--- Fragmento del texto ---

En la entrada anterior intentaba transmitiros de alguna
manera la sensación de paz que me embargaba en el Paraje de las Cuevas, en
Tramacastilla. El modo en que las voces de los pajarillos unidas al sonido
producido por la corriente del agua del río, y del movimiento del ramaje en lo
alto de la arboleda, sólo se puede sentir cuando se está bajo su influjo, sobre
la tierra del bosque, cobijada por la foresta. Esa sensación me duró hasta bien
entrada la noche.
Nuestra segunda jornada en la sierra da comienzo temprano,
con un buen desayuno. Nos despedimos de Sebas, el gestor del hotel, quien
dispuso la cena de la noche: Un espectacular menú degustación que, si bien
consistía en composiciones culinarias completamente desconocidas para mi paladar,
resultó de lo más agradable y hasta divertido de tomar. Las dos estrellas
Michelín con que cuenta el restaurante son un añadido más a las comodidades de
las habitaciones y el entorno de las instalaciones.
Nuestro siguiente destino es Orihuela del Tremedal. En el
trayecto desde Tramacastilla se adivina ya la belleza del paisaje que nos
espera: Un bosque que cumple mis expectativas y por el que atraviesa un GR que con mucho gusto recorrería si
tuviera el tiempo suficiente. Un cartel nos indica las peculiaridades del
terreno y de lo que llaman el «río de piedras», un proceso natural que a lo
largo de los siglos ha dado como resultado la gran acumulación de piedras que
siguen un curso semejante al del cauce de un río. Nos demoramos bastante en
esta zona de pinos y piedras, pues el lugar bien merece un lento recorrido.

---

Actividad propuesta | Prolonga el relato del viaje de Tramacastilla a Orihuela del Tremedal a partir de su última oración. Las entradas no intervienen en absoluto en esta actividad.

--- Entradas sin procesar ---

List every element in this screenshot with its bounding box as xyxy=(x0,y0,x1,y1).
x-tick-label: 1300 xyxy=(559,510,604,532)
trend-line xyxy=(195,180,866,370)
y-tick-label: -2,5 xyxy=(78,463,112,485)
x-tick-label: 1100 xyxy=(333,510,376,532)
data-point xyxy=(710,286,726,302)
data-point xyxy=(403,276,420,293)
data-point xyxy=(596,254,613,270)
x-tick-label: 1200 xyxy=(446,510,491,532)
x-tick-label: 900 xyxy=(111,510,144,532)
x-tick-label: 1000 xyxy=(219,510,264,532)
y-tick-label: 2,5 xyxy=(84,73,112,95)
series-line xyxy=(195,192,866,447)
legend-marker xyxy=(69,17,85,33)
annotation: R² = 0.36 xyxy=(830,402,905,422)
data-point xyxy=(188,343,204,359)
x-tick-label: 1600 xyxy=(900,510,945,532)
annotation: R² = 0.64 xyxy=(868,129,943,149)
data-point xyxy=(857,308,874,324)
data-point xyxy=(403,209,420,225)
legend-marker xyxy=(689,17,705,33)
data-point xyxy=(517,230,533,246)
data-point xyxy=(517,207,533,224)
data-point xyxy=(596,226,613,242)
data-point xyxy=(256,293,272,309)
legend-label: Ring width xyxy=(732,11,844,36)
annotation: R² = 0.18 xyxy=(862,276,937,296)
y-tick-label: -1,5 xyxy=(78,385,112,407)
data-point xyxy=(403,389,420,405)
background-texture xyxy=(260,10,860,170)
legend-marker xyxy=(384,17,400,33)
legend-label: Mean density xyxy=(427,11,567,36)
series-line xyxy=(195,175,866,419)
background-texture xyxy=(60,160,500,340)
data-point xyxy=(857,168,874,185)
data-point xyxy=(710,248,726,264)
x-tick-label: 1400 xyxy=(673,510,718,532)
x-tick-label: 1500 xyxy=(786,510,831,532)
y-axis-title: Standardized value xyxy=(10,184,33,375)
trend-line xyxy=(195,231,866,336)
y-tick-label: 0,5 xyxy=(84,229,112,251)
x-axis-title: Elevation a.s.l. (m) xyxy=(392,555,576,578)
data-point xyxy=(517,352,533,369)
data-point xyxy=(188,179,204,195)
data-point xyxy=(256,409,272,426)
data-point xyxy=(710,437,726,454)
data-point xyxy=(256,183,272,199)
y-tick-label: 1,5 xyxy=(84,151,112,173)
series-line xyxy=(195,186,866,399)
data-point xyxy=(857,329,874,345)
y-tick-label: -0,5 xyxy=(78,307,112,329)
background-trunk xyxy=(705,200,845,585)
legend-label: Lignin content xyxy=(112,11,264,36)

---

Ejercicio resuelto |
En el municipio nos entretenemos poco. A pesar de que se nos
muestra bastante atractivo desde que accedemos a través del río Gallo, no
pasamos mucho tiempo visitándolo. Aquí se ve más gente por las calles que en la
vecina Bronchales. Pasamos por unos bellos rincones con flores y enredaderas,
también alguna parra sobresaliendo desde su patio al exterior. Ascendemos hasta
la que creo es la iglesia de San Millán, pero sólo disparo la cámara hacia las
rosas del patio que precede a la entrada de la iglesia. Una gran losa en el
porche me incomoda y decidimos volver al vehículo y emprender camino hacia otro
lugar de la sierra: Pozondón.
En Pozondón visitamos su plaza, donde llama nuestra atención
el aljibe de singular arquitectura construido en 1931 para abastecimiento de la
población, hasta que llegó el agua canalizada muchos años más tarde. Parece ser
que el coste final de su construcción fue bastante inferior al presupuesto
adjudicado. Ese es un dato que no nos deja indiferentes, dado el excesivo
desfase presupuestario que observamos actualmente en las obras llevadas a cabo
en muchos de nuestros municipios. Por una de sus calles nos sale al encuentro
un pórtico que se me antoja añejo. Lo miro y me dejo llevar por la imaginación.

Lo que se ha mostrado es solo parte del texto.